▶ [What to do]
Pick every line from the data that holds the word "well".

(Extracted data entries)
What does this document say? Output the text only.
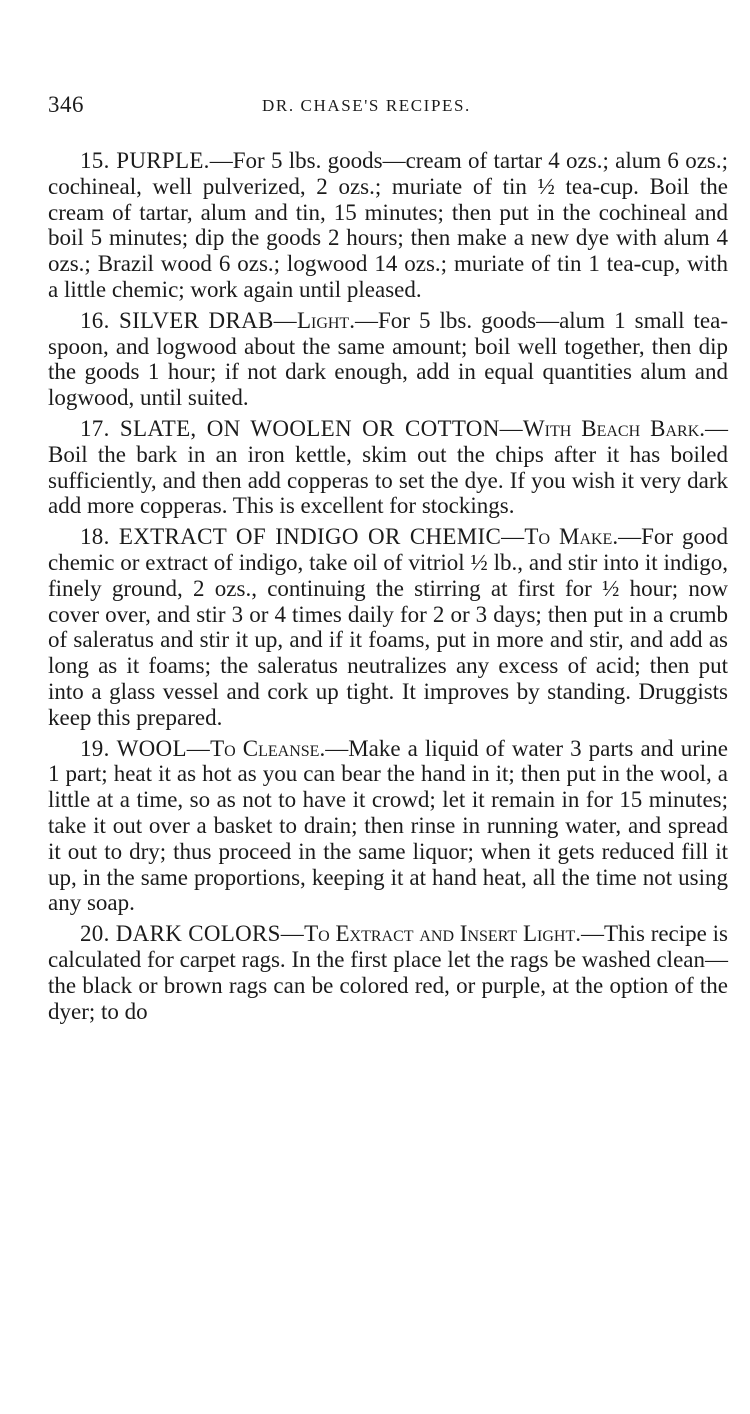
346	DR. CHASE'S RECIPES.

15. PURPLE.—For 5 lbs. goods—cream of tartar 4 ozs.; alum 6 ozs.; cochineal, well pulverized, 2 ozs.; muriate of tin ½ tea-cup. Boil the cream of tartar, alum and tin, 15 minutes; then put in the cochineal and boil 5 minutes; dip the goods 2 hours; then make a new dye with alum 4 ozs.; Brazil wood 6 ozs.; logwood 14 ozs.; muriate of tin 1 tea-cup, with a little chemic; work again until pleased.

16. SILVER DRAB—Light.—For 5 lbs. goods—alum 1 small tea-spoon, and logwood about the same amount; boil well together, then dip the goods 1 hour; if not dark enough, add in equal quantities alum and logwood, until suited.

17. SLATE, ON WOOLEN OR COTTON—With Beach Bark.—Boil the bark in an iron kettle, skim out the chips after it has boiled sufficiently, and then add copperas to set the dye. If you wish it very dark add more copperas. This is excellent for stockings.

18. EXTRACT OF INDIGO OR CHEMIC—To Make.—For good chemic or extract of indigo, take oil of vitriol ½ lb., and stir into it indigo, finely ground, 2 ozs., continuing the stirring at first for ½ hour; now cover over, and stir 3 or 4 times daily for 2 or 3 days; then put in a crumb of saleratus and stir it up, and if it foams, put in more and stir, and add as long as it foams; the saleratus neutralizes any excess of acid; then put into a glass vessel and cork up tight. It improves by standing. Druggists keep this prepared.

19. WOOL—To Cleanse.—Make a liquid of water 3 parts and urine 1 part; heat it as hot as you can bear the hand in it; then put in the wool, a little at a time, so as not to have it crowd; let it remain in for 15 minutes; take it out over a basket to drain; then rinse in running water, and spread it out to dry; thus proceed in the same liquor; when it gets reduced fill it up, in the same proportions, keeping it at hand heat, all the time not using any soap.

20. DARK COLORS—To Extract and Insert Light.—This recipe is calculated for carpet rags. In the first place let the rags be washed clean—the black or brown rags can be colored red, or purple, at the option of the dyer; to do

▶ [Answer below]
15. PURPLE.—For 5 lbs. goods—cream of tartar 4 ozs.; alum 6 ozs.; cochineal, well pulverized, 2 ozs.; muriate of tin ½ tea-cup. Boil the cream of tartar, alum and tin, 15 minutes; then put in the cochineal and boil 5 minutes; dip the goods 2 hours; then make a new dye with alum 4 ozs.; Brazil wood 6 ozs.; logwood 14 ozs.; muriate of tin 1 tea-cup, with a little chemic; work again until pleased.
16. SILVER DRAB—Light.—For 5 lbs. goods—alum 1 small tea-spoon, and logwood about the same amount; boil well together, then dip the goods 1 hour; if not dark enough, add in equal quantities alum and logwood, until suited.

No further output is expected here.